*Instructions*.
a) In the conversation about Bush's presidency, what yearly figure does Dave give for the defense industry?
b) Proceed with the conversation about Bush's presidency, picking up right after its final line.

━━━ Text segment ━━━

Dave:  So, how do you think Bush is doing in his presidency?

Taylor:  F!

Dave:  F? He gets an F, huh?

Taylor:  F!

Dave:  Hm. Why?

Taylor:  Um, well, a lot of it is more a feelings thing, you know. He has this sneer. He’s got an attitude that I don’t like.

Dave:  So, but what you’ve listed now are, like, character traits. What about things he’s done in his administration, you know, tax cuts?

Taylor:  I don’t approve blanketly with almost every decision he has made.

Dave:  Really? So, what about his foreign policy?

Taylor:  Well, you know, when bad people do bad things, I do believe that the good people should go and fix the bad people.

Dave:  Okay.

Taylor:  Now that’s…however, the way you go about, you know, you have an entire world stage. And the entire world stage is collectively making decisions that affect one another. There’s butterfly effects everywhere. And I don’t think Bush likes to think about the butterfly effect.

Dave:  What’s really troubling for me is that the defense industry is at like $600 billion a year.

Taylor:  Oh yes.

━━━ Data shown ━━━

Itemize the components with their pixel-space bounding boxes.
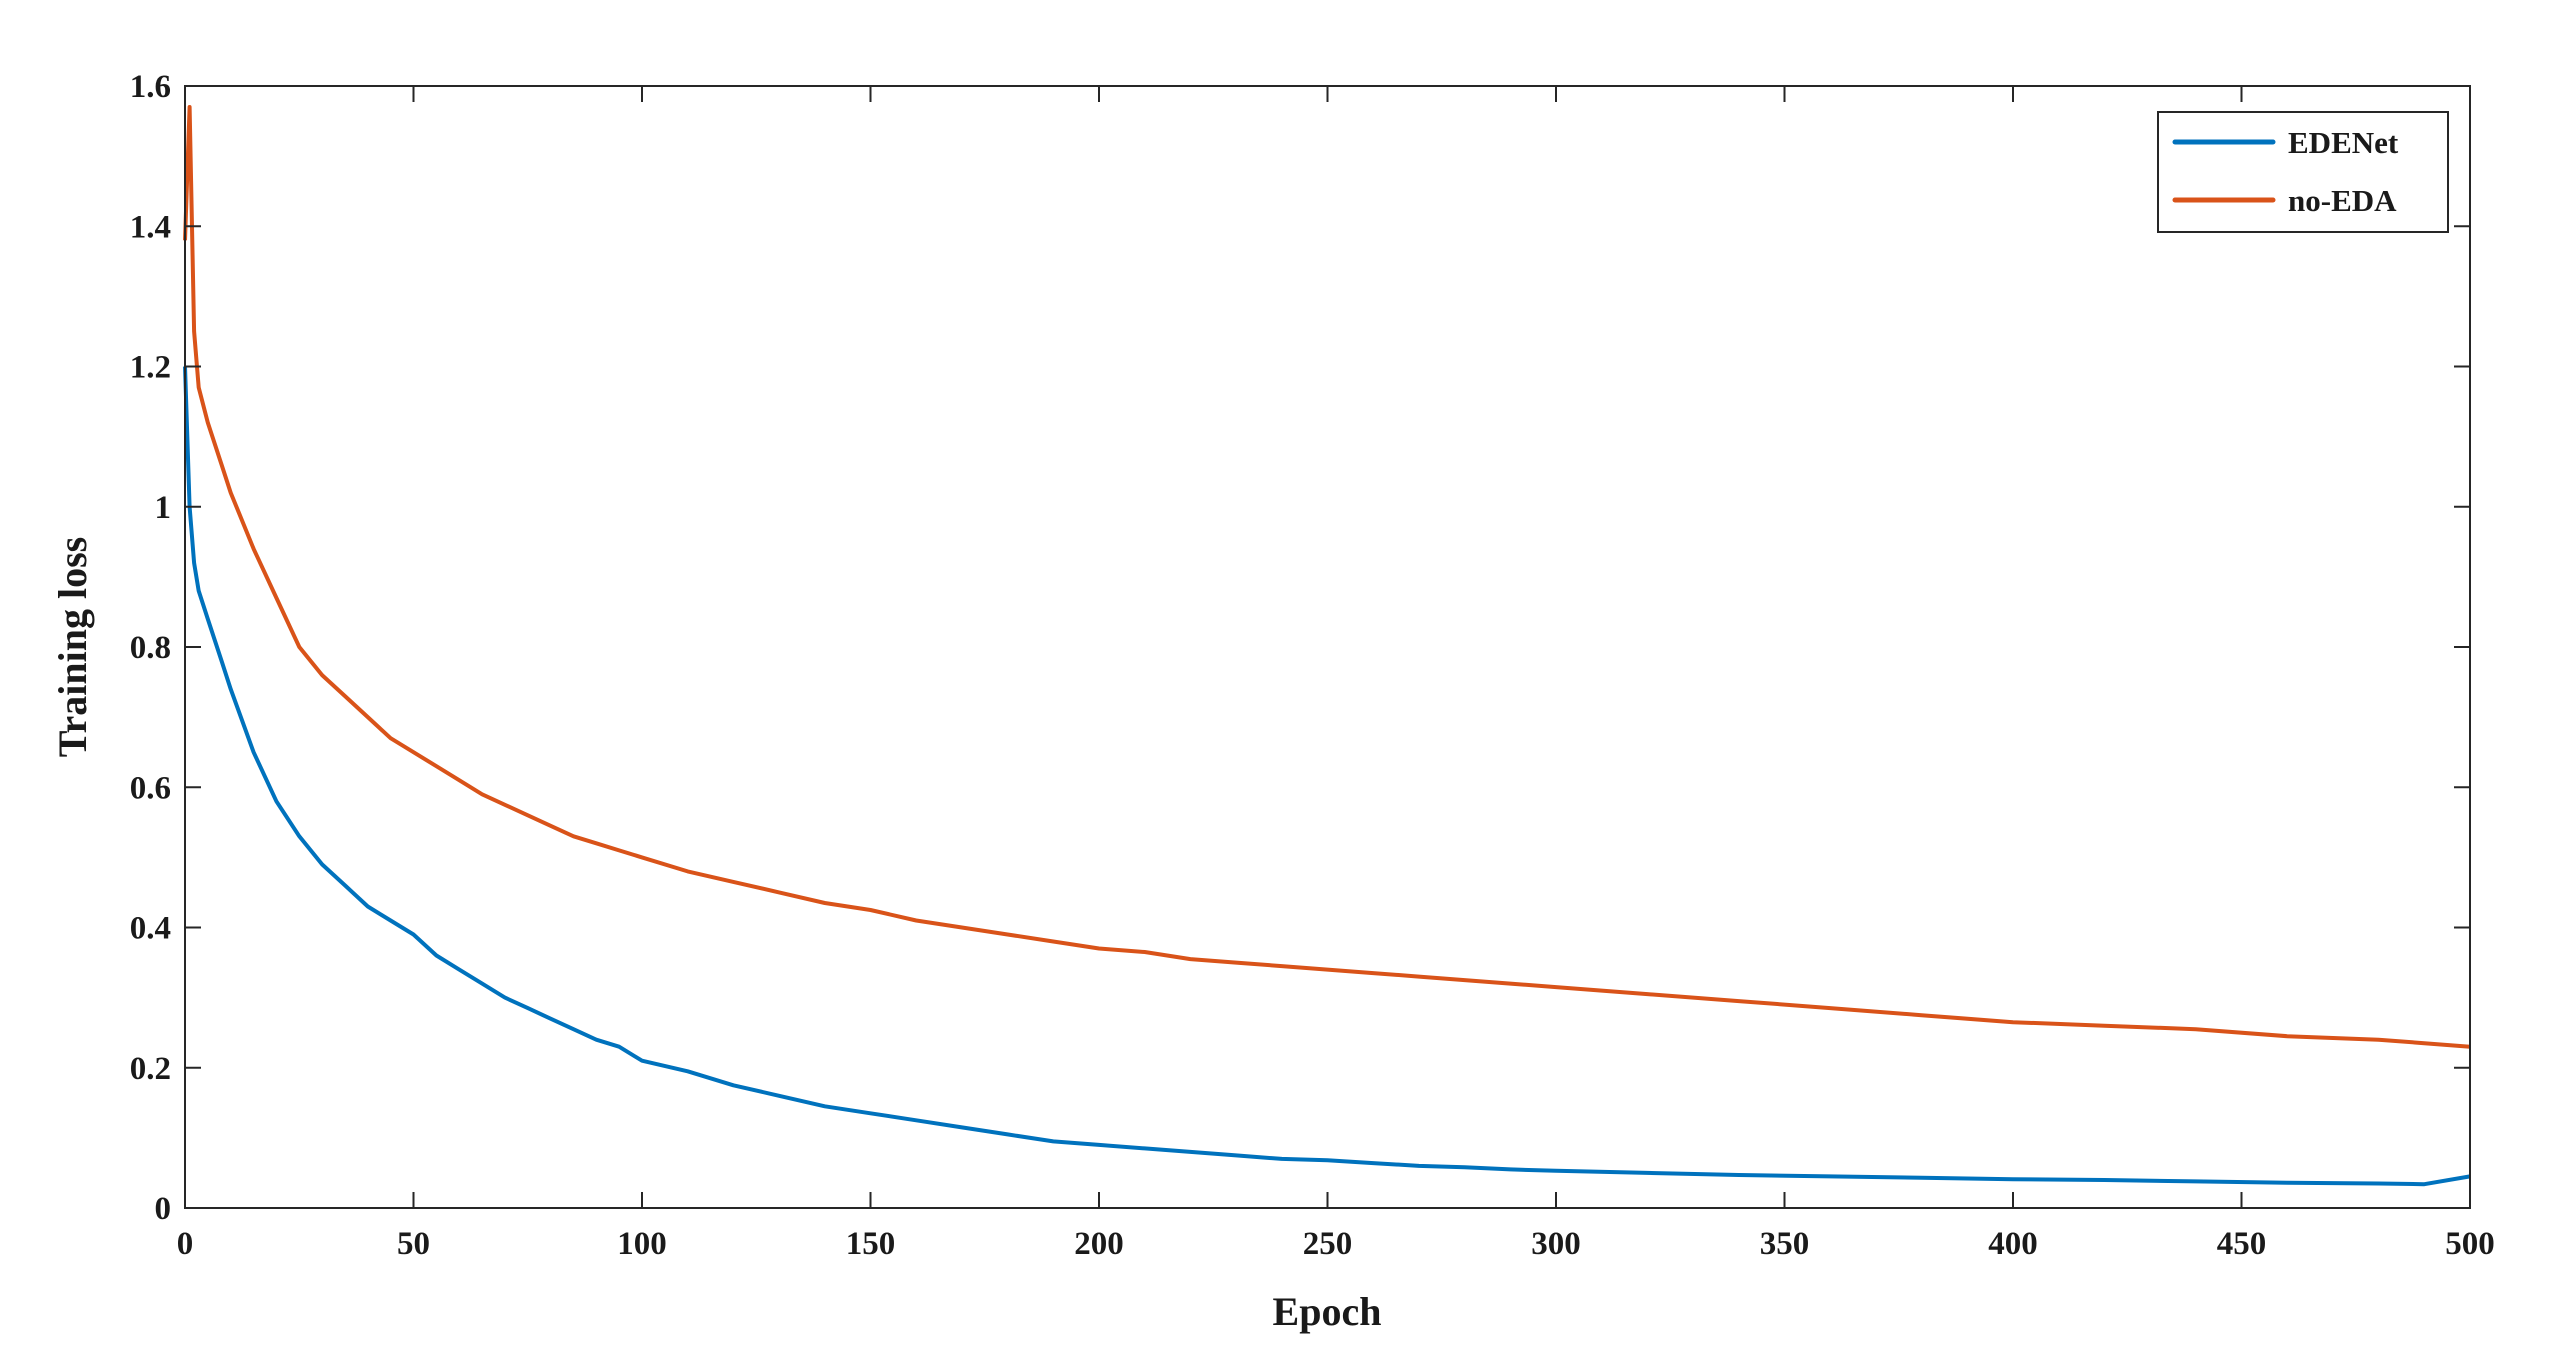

━━━

*Results for the exercise*.
a) About $600 billion a year.

b)
Dave:  And I don’t, I don’t see why we need to spend that much money on defense. I think we can cut that number in half and send some of that money to education or social services.

Taylor:  Another, another pet peeve of mine with the Bush administration is defense. Ah, I personally don’t believe that it’s my nation’s duty to protect me from anything outside the borders of the country. I think the first priority is to protect me from my neighbors, my immediate neighbors.

Dave:  So, you’d rather have a stronger police force than a stronger military.

Taylor:  Not necessarily. A stronger social system in place to dissuade people from being bad.

Dave:  So, you’d be talking about a cultural revolution.

Taylor:  Cultural revolution! I believe that we should have good schools, and that that should be the number one priority. And if somebody wants to drop a nuclear bomb on our country, then that’s it. I don’t care. Don’t stop it. Allow it to happen if it needs to happen.

Dave:  Wow! That’s a bold statement. Gosh, I don’t even know how to respond to that.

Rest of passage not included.